** Start of Input for this task **

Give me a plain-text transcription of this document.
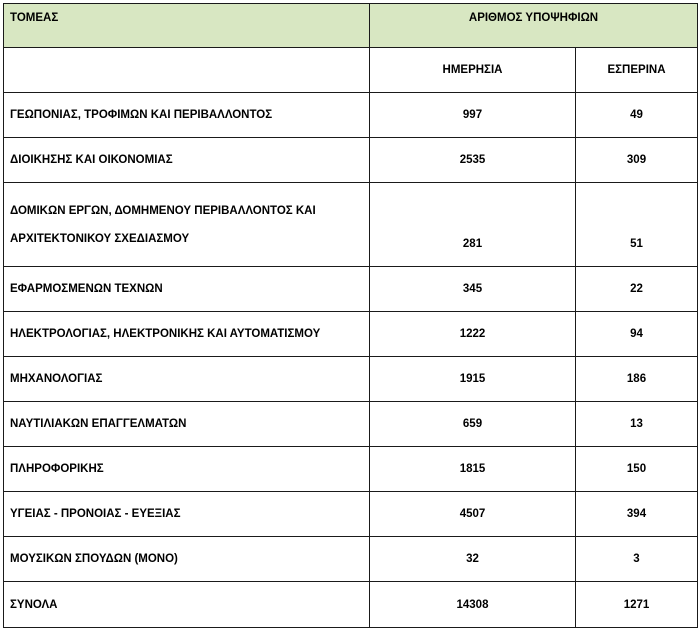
ΤΟΜΕΑΣ	ΑΡΙΘΜΟΣ ΥΠΟΨΗΦΙΩΝ	

	ΗΜΕΡΗΣΙΑ	ΕΣΠΕΡΙΝΑ
ΓΕΩΠΟΝΙΑΣ, ΤΡΟΦΙΜΩΝ ΚΑΙ ΠΕΡΙΒΑΛΛΟΝΤΟΣ	997	49
ΔΙΟΙΚΗΣΗΣ ΚΑΙ ΟΙΚΟΝΟΜΙΑΣ	2535	309
ΔΟΜΙΚΩΝ ΕΡΓΩΝ, ΔΟΜΗΜΕΝΟΥ ΠΕΡΙΒΑΛΛΟΝΤΟΣ ΚΑΙ
ΑΡΧΙΤΕΚΤΟΝΙΚΟΥ ΣΧΕΔΙΑΣΜΟΥ	281	51
ΕΦΑΡΜΟΣΜΕΝΩΝ ΤΕΧΝΩΝ	345	22
ΗΛΕΚΤΡΟΛΟΓΙΑΣ, ΗΛΕΚΤΡΟΝΙΚΗΣ ΚΑΙ ΑΥΤΟΜΑΤΙΣΜΟΥ	1222	94
ΜΗΧΑΝΟΛΟΓΙΑΣ	1915	186
ΝΑΥΤΙΛΙΑΚΩΝ ΕΠΑΓΓΕΛΜΑΤΩΝ	659	13
ΠΛΗΡΟΦΟΡΙΚΗΣ	1815	150
ΥΓΕΙΑΣ - ΠΡΟΝΟΙΑΣ - ΕΥΕΞΙΑΣ	4507	394
ΜΟΥΣΙΚΩΝ ΣΠΟΥΔΩΝ (ΜΟΝΟ)	32	3
ΣΥΝΟΛΑ	14308	1271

** End of Input for this task **

Return every line from the records above that holds the word "ΠΕΡΙΒΑΛΛΟΝΤΟΣ".

Solution for this exercise:
ΓΕΩΠΟΝΙΑΣ, ΤΡΟΦΙΜΩΝ ΚΑΙ ΠΕΡΙΒΑΛΛΟΝΤΟΣ	997	49
ΔΟΜΙΚΩΝ ΕΡΓΩΝ, ΔΟΜΗΜΕΝΟΥ ΠΕΡΙΒΑΛΛΟΝΤΟΣ ΚΑΙ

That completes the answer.